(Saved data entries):
>>
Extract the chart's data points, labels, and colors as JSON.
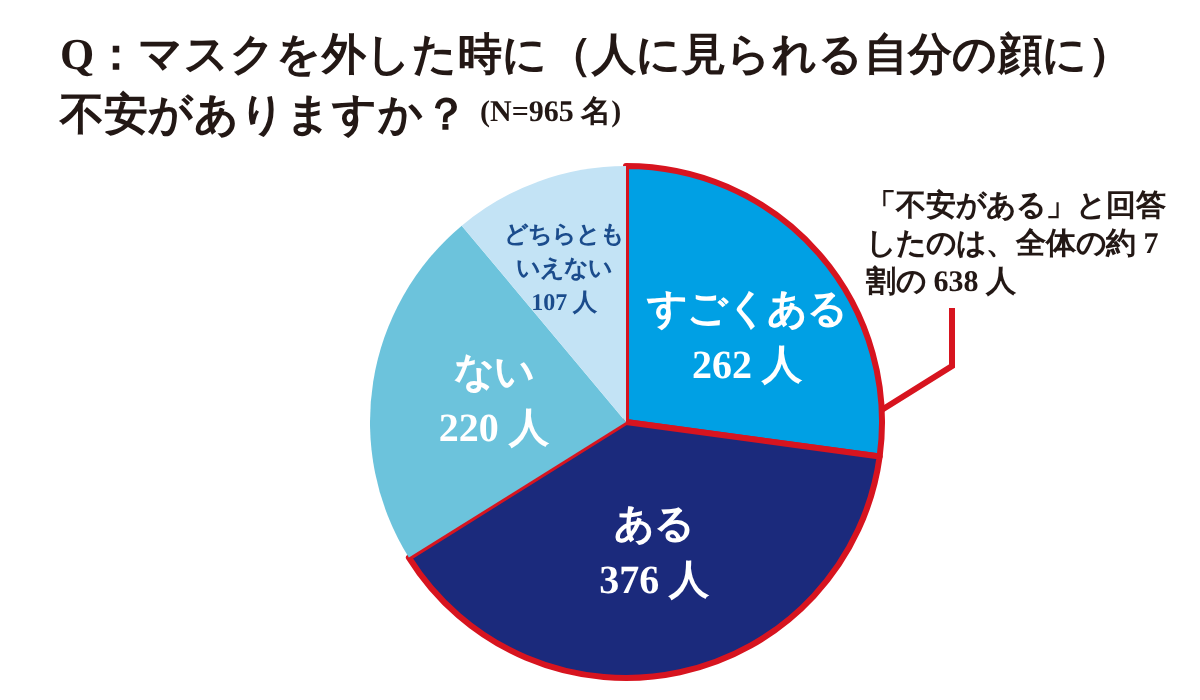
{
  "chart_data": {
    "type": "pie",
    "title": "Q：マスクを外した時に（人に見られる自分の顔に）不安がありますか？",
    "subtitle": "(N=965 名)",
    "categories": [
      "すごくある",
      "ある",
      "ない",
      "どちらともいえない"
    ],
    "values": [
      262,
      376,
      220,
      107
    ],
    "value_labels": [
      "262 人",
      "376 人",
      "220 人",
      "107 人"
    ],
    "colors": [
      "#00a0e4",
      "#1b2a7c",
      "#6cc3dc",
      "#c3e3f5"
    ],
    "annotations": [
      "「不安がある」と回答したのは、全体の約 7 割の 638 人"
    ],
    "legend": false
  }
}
<<
(Short problem): Take the records above and transcribe them exactly, dropping every picture.

(Answer in full):
Extract the chart's data points, labels, and colors as JSON.
{
  "chart_data": {
    "type": "pie",
    "title": "Q：マスクを外した時に（人に見られる自分の顔に）不安がありますか？",
    "subtitle": "(N=965 名)",
    "categories": [
      "すごくある",
      "ある",
      "ない",
      "どちらともいえない"
    ],
    "values": [
      262,
      376,
      220,
      107
    ],
    "value_labels": [
      "262 人",
      "376 人",
      "220 人",
      "107 人"
    ],
    "colors": [
      "#00a0e4",
      "#1b2a7c",
      "#6cc3dc",
      "#c3e3f5"
    ],
    "annotations": [
      "「不安がある」と回答したのは、全体の約 7 割の 638 人"
    ],
    "legend": false
  }
}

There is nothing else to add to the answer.